--- Start of Data for this exercise ---
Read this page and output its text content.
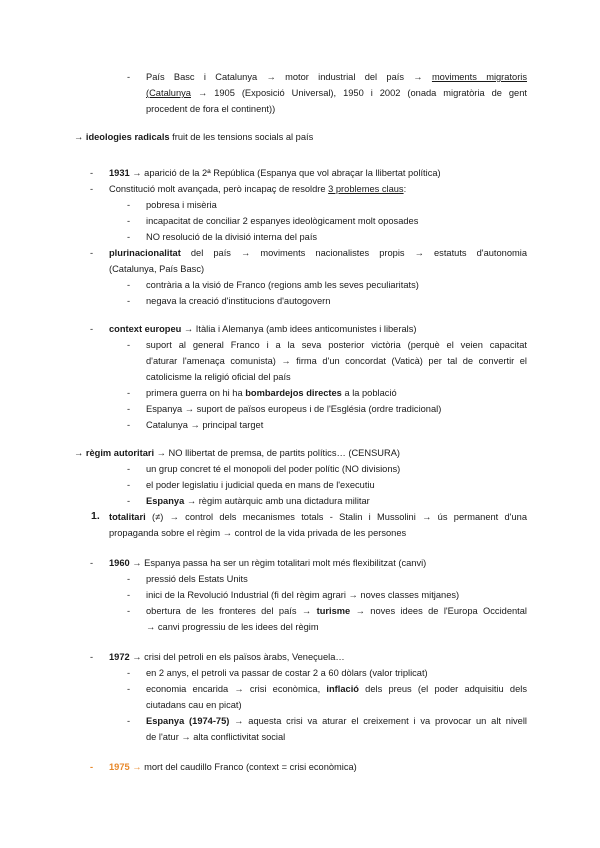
- País Basc i Catalunya → motor industrial del país → moviments migratoris
(Catalunya → 1905 (Exposició Universal), 1950 i 2002 (onada migratòria de gent
procedent de fora el continent))
→ ideologies radicals fruit de les tensions socials al país
- 1931 → aparició de la 2ª República (Espanya que vol abraçar la llibertat política)
- Constitució molt avançada, però incapaç de resoldre 3 problemes claus:
- pobresa i misèria
- incapacitat de conciliar 2 espanyes ideològicament molt oposades
- NO resolució de la divisió interna del país
- plurinacionalitat del país → moviments nacionalistes propis → estatuts d'autonomia
(Catalunya, País Basc)
- contrària a la visió de Franco (regions amb les seves peculiaritats)
- negava la creació d'institucions d'autogovern
- context europeu → Itàlia i Alemanya (amb idees anticomunistes i liberals)
- suport al general Franco i a la seva posterior victòria (perquè el veien capacitat
d'aturar l'amenaça comunista) → firma d'un concordat (Vaticà) per tal de convertir el
catolicisme la religió oficial del país
- primera guerra on hi ha bombardejos directes a la població
- Espanya → suport de països europeus i de l'Església (ordre tradicional)
- Catalunya → principal target
→ règim autoritari → NO llibertat de premsa, de partits polítics… (CENSURA)
- un grup concret té el monopoli del poder polític (NO divisions)
- el poder legislatiu i judicial queda en mans de l'executiu
- Espanya → règim autàrquic amb una dictadura militar
1. totalitari (≠) → control dels mecanismes totals - Stalin i Mussolini → ús permanent d'una
propaganda sobre el règim → control de la vida privada de les persones
- 1960 → Espanya passa ha ser un règim totalitari molt més flexibilitzat (canvi)
- pressió dels Estats Units
- inici de la Revolució Industrial (fi del règim agrari → noves classes mitjanes)
- obertura de les fronteres del país → turisme → noves idees de l'Europa Occidental
→ canvi progressiu de les idees del règim
- 1972 → crisi del petroli en els països àrabs, Veneçuela…
- en 2 anys, el petroli va passar de costar 2 a 60 dòlars (valor triplicat)
- economia encarida → crisi econòmica, inflació dels preus (el poder adquisitiu dels
ciutadans cau en picat)
- Espanya (1974-75) → aquesta crisi va aturar el creixement i va provocar un alt nivell
de l'atur → alta conflictivitat social
- 1975 → mort del caudillo Franco (context = crisi econòmica)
--- End of Data for this exercise ---
Job: Copy out the listing exactly as it stands, but not the pictures.

Task output:
Read this page and output its text content.
- País Basc i Catalunya → motor industrial del país → moviments migratoris
(Catalunya → 1905 (Exposició Universal), 1950 i 2002 (onada migratòria de gent
procedent de fora el continent))
→ ideologies radicals fruit de les tensions socials al país
- 1931 → aparició de la 2ª República (Espanya que vol abraçar la llibertat política)
- Constitució molt avançada, però incapaç de resoldre 3 problemes claus:
- pobresa i misèria
- incapacitat de conciliar 2 espanyes ideològicament molt oposades
- NO resolució de la divisió interna del país
- plurinacionalitat del país → moviments nacionalistes propis → estatuts d'autonomia
(Catalunya, País Basc)
- contrària a la visió de Franco (regions amb les seves peculiaritats)
- negava la creació d'institucions d'autogovern
- context europeu → Itàlia i Alemanya (amb idees anticomunistes i liberals)
- suport al general Franco i a la seva posterior victòria (perquè el veien capacitat
d'aturar l'amenaça comunista) → firma d'un concordat (Vaticà) per tal de convertir el
catolicisme la religió oficial del país
- primera guerra on hi ha bombardejos directes a la població
- Espanya → suport de països europeus i de l'Església (ordre tradicional)
- Catalunya → principal target
→ règim autoritari → NO llibertat de premsa, de partits polítics… (CENSURA)
- un grup concret té el monopoli del poder polític (NO divisions)
- el poder legislatiu i judicial queda en mans de l'executiu
- Espanya → règim autàrquic amb una dictadura militar
1. totalitari (≠) → control dels mecanismes totals - Stalin i Mussolini → ús permanent d'una
propaganda sobre el règim → control de la vida privada de les persones
- 1960 → Espanya passa ha ser un règim totalitari molt més flexibilitzat (canvi)
- pressió dels Estats Units
- inici de la Revolució Industrial (fi del règim agrari → noves classes mitjanes)
- obertura de les fronteres del país → turisme → noves idees de l'Europa Occidental
→ canvi progressiu de les idees del règim
- 1972 → crisi del petroli en els països àrabs, Veneçuela…
- en 2 anys, el petroli va passar de costar 2 a 60 dòlars (valor triplicat)
- economia encarida → crisi econòmica, inflació dels preus (el poder adquisitiu dels
ciutadans cau en picat)
- Espanya (1974-75) → aquesta crisi va aturar el creixement i va provocar un alt nivell
de l'atur → alta conflictivitat social
- 1975 → mort del caudillo Franco (context = crisi econòmica)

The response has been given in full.